### Stated task
For each line in the data below that holds "числе", return a copy.

━━━━━ Dataset content

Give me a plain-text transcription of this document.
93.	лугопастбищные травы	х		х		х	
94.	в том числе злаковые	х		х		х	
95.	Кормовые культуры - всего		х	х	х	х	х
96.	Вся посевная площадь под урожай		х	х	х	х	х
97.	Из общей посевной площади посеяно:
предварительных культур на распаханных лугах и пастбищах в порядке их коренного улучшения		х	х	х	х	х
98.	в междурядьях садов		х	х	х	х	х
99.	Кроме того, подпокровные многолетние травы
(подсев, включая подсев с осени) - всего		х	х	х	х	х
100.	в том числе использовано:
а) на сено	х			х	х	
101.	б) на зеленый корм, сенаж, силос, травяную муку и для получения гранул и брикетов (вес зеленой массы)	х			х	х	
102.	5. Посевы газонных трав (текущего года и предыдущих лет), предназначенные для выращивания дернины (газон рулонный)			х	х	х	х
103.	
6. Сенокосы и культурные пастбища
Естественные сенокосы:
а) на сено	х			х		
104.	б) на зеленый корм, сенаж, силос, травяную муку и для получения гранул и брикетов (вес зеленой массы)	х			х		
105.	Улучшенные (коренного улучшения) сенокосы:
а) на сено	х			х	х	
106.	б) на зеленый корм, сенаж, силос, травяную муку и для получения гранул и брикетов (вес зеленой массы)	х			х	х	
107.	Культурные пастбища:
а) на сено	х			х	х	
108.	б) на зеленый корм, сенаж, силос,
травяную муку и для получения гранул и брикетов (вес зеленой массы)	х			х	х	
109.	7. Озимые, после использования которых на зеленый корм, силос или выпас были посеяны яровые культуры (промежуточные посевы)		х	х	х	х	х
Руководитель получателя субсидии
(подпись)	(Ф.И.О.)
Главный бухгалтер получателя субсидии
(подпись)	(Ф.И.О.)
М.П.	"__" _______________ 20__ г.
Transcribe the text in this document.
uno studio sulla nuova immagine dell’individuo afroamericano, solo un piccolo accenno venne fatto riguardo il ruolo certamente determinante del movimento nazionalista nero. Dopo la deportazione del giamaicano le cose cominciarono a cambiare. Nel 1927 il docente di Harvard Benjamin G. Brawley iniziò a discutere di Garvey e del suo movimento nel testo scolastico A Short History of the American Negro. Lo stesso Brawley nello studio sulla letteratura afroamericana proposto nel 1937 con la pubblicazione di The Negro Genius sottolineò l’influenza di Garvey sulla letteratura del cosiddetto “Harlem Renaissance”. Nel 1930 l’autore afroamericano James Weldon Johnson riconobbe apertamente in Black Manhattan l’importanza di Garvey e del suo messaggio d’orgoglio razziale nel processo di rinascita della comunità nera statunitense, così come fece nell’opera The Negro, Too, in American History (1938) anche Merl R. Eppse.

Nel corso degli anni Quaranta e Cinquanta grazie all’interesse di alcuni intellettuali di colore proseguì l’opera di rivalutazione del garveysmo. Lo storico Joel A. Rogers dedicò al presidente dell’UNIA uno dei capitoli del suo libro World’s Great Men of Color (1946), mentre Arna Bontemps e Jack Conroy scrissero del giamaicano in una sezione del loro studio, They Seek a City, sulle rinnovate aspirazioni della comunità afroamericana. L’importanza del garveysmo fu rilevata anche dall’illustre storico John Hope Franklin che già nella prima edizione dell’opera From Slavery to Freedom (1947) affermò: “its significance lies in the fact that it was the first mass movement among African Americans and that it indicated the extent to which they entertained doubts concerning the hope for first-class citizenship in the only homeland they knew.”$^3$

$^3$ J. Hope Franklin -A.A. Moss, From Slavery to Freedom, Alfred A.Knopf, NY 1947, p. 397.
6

━━━━━━━━━━
━━━━━ Dataset content

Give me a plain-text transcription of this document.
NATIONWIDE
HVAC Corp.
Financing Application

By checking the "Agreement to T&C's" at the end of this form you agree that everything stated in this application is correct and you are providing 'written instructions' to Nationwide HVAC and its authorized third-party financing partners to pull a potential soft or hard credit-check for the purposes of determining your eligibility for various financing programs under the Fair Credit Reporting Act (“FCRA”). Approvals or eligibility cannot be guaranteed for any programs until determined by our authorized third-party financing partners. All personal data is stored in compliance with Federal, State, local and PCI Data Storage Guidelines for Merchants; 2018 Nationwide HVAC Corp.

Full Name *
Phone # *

━━━━━━━━━━

### Answer below
94.	в том числе злаковые	х		х		х	
100.	в том числе использовано:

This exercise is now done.